§ **Direction**: Count how many lines contain the word "Téléphonie". Please give only the number.
"""
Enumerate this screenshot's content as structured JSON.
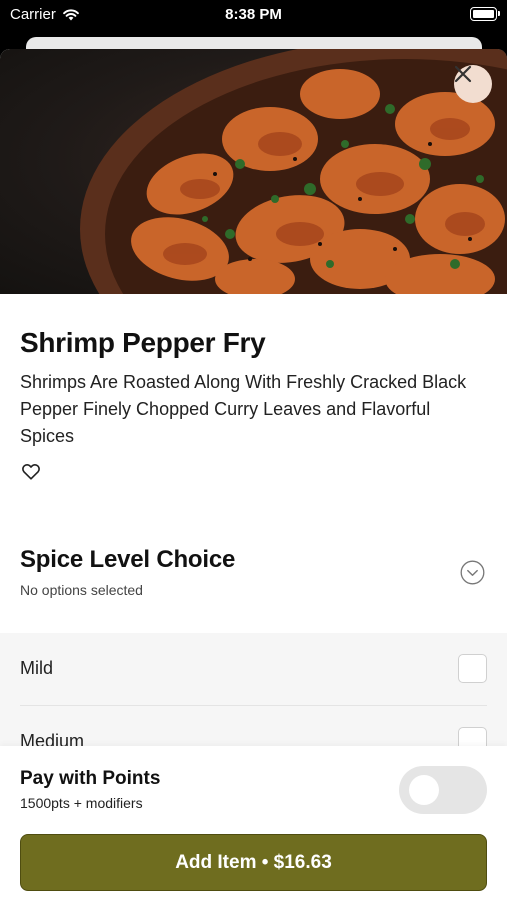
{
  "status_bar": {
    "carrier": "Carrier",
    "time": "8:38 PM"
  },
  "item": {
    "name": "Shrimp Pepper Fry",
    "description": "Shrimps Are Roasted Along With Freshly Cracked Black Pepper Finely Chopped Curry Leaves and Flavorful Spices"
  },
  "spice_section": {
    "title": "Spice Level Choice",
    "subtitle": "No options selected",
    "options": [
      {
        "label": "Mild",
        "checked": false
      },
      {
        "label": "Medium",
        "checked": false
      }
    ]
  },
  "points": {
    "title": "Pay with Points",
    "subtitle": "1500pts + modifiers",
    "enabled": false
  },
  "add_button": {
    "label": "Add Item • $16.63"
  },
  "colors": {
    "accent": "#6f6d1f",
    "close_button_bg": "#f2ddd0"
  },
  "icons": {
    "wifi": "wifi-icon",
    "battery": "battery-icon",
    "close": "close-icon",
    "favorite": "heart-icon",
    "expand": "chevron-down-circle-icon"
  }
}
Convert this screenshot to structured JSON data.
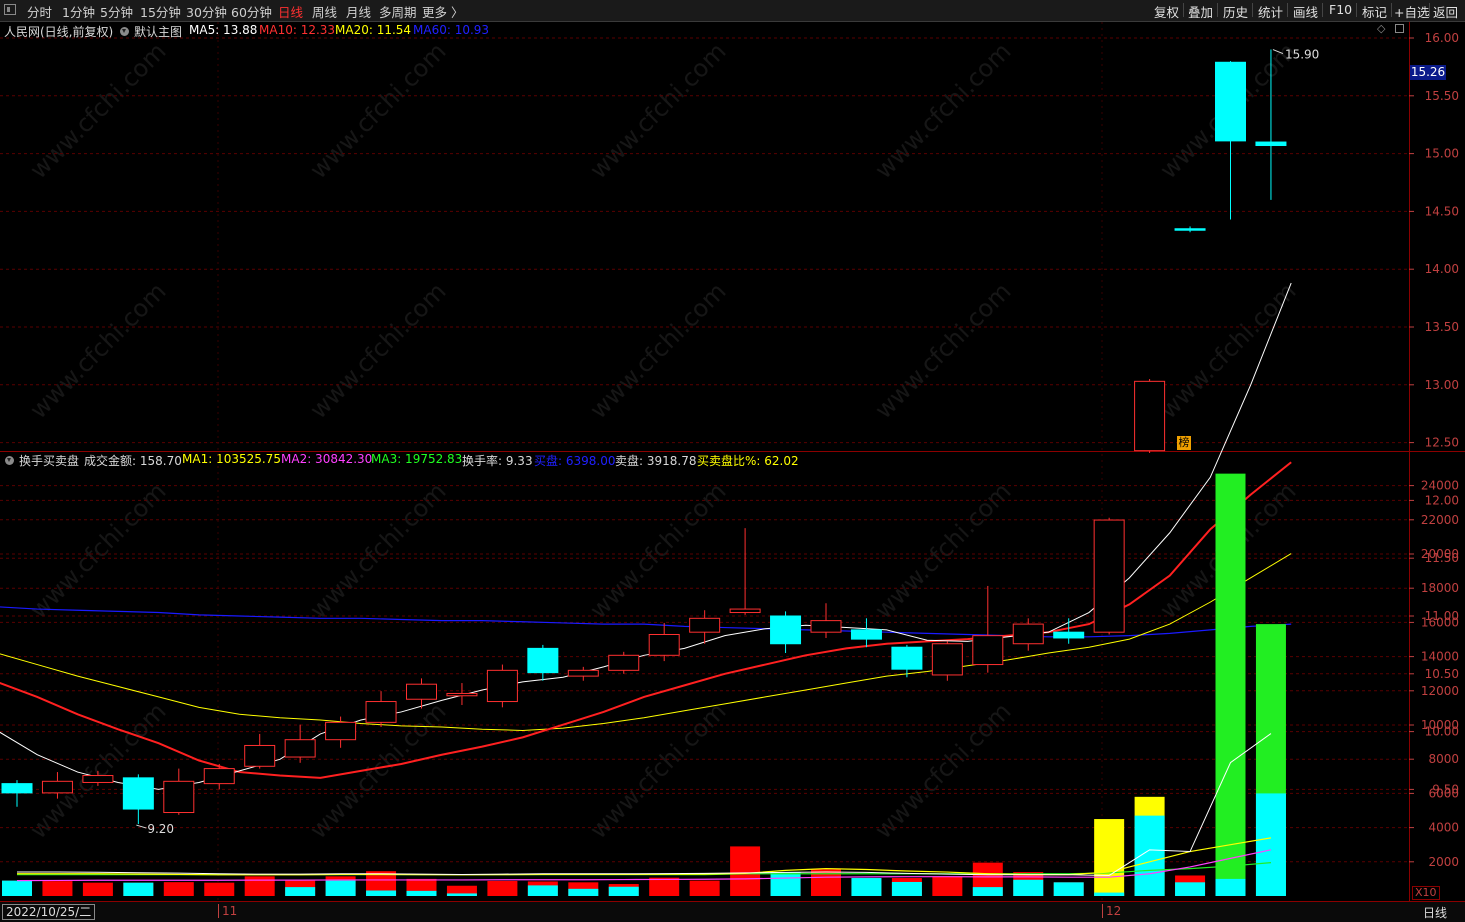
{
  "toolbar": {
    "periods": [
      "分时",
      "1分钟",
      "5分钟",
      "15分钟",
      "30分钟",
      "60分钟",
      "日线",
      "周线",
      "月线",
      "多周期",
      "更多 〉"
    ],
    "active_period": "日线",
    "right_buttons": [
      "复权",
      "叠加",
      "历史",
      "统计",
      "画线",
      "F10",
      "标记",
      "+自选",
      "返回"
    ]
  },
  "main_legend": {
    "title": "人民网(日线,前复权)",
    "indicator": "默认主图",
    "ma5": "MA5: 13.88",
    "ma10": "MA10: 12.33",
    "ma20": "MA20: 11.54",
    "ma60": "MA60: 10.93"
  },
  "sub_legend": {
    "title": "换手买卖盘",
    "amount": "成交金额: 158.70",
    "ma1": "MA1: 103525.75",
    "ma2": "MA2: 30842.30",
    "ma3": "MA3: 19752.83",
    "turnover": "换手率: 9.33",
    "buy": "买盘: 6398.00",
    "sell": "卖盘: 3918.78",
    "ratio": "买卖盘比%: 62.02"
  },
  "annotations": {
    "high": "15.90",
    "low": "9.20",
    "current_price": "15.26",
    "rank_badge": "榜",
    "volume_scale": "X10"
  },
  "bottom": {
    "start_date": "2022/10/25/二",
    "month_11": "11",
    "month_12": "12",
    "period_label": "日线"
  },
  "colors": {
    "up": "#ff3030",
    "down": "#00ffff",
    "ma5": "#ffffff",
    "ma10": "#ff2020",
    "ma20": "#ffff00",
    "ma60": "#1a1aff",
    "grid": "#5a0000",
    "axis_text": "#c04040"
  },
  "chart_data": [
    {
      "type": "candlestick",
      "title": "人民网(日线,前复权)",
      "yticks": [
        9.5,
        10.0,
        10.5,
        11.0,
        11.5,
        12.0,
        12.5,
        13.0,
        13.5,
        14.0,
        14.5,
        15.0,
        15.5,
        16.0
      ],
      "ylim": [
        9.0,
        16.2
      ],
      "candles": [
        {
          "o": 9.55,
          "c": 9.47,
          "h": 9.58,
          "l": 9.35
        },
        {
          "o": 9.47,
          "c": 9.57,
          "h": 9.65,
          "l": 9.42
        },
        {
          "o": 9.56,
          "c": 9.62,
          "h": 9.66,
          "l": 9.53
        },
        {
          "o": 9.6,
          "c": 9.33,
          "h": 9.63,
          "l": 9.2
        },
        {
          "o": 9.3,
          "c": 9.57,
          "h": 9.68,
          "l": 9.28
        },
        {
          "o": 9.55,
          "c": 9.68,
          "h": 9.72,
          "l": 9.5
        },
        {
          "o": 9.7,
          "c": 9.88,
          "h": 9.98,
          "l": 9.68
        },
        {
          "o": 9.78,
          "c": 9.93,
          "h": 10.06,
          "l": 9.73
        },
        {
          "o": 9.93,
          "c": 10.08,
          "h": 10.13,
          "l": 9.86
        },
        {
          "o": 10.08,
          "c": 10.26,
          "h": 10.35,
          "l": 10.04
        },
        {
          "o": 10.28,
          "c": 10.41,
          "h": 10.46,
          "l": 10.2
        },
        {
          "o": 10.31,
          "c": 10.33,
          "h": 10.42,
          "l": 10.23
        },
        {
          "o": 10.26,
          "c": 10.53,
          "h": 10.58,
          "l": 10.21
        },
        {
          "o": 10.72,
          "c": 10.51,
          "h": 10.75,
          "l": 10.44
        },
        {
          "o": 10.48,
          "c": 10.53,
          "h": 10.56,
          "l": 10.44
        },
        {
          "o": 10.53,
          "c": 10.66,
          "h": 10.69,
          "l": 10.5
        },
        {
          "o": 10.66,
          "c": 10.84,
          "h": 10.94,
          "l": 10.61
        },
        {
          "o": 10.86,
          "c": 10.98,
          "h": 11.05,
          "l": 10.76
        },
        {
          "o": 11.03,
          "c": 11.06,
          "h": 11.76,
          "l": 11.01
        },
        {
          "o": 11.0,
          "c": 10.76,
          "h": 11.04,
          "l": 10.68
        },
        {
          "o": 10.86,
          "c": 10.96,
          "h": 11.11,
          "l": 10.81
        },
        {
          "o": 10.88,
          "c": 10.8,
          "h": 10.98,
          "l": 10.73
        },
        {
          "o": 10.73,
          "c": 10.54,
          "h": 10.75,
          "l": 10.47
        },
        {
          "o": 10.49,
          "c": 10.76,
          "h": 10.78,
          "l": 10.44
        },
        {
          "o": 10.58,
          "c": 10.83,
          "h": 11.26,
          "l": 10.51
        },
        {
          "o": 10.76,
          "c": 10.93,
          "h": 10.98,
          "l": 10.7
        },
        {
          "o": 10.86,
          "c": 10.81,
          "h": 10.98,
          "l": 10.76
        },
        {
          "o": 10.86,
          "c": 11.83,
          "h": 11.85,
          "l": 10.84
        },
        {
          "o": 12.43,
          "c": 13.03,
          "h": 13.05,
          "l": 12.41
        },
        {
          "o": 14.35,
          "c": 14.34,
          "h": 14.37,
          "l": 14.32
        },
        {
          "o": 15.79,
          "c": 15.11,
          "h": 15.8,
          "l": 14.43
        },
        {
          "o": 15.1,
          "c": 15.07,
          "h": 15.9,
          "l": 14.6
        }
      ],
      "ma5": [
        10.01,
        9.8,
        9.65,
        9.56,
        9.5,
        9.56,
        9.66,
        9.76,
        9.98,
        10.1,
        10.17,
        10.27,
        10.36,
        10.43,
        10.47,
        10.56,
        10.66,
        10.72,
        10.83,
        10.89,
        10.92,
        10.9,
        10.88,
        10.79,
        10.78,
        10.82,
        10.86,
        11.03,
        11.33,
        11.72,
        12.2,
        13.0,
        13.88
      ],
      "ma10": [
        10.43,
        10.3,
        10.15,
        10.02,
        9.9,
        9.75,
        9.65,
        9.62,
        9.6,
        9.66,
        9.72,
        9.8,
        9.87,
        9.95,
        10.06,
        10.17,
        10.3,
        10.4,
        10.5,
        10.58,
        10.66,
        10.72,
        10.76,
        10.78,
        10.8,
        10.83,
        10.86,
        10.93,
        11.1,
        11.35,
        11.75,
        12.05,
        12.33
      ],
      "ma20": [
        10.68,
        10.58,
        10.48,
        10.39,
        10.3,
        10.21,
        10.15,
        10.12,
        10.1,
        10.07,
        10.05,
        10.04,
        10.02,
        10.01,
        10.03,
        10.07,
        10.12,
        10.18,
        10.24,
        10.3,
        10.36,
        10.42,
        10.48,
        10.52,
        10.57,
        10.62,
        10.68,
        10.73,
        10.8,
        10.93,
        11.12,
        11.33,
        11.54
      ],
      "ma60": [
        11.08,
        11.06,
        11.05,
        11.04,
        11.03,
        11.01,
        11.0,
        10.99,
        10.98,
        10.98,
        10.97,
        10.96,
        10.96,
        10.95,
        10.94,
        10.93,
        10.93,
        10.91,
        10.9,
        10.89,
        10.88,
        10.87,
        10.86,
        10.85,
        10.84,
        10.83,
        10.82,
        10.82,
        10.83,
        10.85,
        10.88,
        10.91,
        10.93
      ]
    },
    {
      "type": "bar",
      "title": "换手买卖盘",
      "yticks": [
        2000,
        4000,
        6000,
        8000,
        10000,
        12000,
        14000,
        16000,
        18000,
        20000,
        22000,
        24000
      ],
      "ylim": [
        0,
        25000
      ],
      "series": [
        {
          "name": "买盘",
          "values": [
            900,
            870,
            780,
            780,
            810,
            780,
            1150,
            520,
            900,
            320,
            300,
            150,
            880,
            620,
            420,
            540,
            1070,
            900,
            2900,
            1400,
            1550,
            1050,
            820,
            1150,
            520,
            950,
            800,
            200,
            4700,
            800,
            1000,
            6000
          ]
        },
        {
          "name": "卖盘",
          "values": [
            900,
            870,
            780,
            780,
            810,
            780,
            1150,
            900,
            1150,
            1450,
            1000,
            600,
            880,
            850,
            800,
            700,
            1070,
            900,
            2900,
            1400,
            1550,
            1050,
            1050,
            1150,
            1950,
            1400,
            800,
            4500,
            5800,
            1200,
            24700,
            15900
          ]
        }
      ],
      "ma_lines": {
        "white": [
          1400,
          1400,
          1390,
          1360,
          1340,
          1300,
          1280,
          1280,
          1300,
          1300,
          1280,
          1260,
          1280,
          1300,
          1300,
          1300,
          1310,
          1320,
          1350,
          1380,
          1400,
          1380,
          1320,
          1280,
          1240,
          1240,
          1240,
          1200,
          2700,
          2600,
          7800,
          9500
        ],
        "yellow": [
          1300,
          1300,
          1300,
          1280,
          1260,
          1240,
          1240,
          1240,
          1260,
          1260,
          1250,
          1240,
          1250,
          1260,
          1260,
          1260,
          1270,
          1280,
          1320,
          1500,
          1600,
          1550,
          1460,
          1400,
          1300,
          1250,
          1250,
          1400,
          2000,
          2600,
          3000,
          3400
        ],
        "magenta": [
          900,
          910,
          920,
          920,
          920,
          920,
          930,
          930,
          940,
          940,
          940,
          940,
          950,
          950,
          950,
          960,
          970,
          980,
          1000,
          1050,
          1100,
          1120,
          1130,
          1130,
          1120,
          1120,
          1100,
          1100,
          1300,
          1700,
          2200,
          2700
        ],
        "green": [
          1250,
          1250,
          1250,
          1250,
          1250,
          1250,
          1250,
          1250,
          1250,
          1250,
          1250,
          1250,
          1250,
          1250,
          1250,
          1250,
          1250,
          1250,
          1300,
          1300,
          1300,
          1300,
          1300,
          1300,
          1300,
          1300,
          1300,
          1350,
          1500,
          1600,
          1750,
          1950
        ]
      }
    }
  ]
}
"""
"""
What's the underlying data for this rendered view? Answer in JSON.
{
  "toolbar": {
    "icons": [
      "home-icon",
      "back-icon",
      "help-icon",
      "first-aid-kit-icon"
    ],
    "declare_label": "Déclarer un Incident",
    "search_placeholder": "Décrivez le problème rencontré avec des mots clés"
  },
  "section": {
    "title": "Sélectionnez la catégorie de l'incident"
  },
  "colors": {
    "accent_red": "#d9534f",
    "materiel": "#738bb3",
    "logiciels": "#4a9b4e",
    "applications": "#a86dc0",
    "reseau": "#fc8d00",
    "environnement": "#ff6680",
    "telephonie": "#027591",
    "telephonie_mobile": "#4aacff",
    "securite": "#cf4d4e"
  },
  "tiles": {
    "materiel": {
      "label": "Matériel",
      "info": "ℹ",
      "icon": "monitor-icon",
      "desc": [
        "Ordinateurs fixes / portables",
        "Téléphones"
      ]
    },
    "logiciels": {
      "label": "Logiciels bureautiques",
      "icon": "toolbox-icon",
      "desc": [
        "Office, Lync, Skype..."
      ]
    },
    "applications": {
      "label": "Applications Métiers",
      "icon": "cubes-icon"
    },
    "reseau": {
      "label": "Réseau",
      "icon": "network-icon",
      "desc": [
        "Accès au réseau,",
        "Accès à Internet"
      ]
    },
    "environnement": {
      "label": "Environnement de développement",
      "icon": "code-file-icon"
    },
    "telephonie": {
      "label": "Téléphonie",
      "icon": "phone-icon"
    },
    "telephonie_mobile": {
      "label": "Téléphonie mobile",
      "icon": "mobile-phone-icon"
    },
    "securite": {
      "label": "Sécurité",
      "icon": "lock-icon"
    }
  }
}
"""
§ **Solution to this problem**: 2